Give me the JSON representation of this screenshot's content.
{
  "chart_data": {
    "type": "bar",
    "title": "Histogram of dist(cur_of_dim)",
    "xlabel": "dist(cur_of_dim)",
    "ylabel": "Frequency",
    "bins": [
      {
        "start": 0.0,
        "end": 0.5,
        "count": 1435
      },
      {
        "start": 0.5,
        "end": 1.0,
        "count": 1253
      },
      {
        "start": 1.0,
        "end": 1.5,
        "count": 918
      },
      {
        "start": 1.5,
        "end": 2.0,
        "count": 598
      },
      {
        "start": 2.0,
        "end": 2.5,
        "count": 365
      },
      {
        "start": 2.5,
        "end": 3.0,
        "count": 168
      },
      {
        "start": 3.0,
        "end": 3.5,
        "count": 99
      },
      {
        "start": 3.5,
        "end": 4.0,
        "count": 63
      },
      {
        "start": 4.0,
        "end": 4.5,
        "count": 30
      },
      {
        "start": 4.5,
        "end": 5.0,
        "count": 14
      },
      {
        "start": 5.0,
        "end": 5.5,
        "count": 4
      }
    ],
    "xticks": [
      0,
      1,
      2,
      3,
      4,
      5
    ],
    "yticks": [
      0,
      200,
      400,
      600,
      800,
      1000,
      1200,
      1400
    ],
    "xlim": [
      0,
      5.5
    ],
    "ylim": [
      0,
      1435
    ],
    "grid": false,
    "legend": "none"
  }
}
+++++
What is required:
Copy down the whole of the data above, matching it exactly.

Correct response:
Give me the JSON representation of this screenshot's content.
{
  "chart_data": {
    "type": "bar",
    "title": "Histogram of dist(cur_of_dim)",
    "xlabel": "dist(cur_of_dim)",
    "ylabel": "Frequency",
    "bins": [
      {
        "start": 0.0,
        "end": 0.5,
        "count": 1435
      },
      {
        "start": 0.5,
        "end": 1.0,
        "count": 1253
      },
      {
        "start": 1.0,
        "end": 1.5,
        "count": 918
      },
      {
        "start": 1.5,
        "end": 2.0,
        "count": 598
      },
      {
        "start": 2.0,
        "end": 2.5,
        "count": 365
      },
      {
        "start": 2.5,
        "end": 3.0,
        "count": 168
      },
      {
        "start": 3.0,
        "end": 3.5,
        "count": 99
      },
      {
        "start": 3.5,
        "end": 4.0,
        "count": 63
      },
      {
        "start": 4.0,
        "end": 4.5,
        "count": 30
      },
      {
        "start": 4.5,
        "end": 5.0,
        "count": 14
      },
      {
        "start": 5.0,
        "end": 5.5,
        "count": 4
      }
    ],
    "xticks": [
      0,
      1,
      2,
      3,
      4,
      5
    ],
    "yticks": [
      0,
      200,
      400,
      600,
      800,
      1000,
      1200,
      1400
    ],
    "xlim": [
      0,
      5.5
    ],
    "ylim": [
      0,
      1435
    ],
    "grid": false,
    "legend": "none"
  }
}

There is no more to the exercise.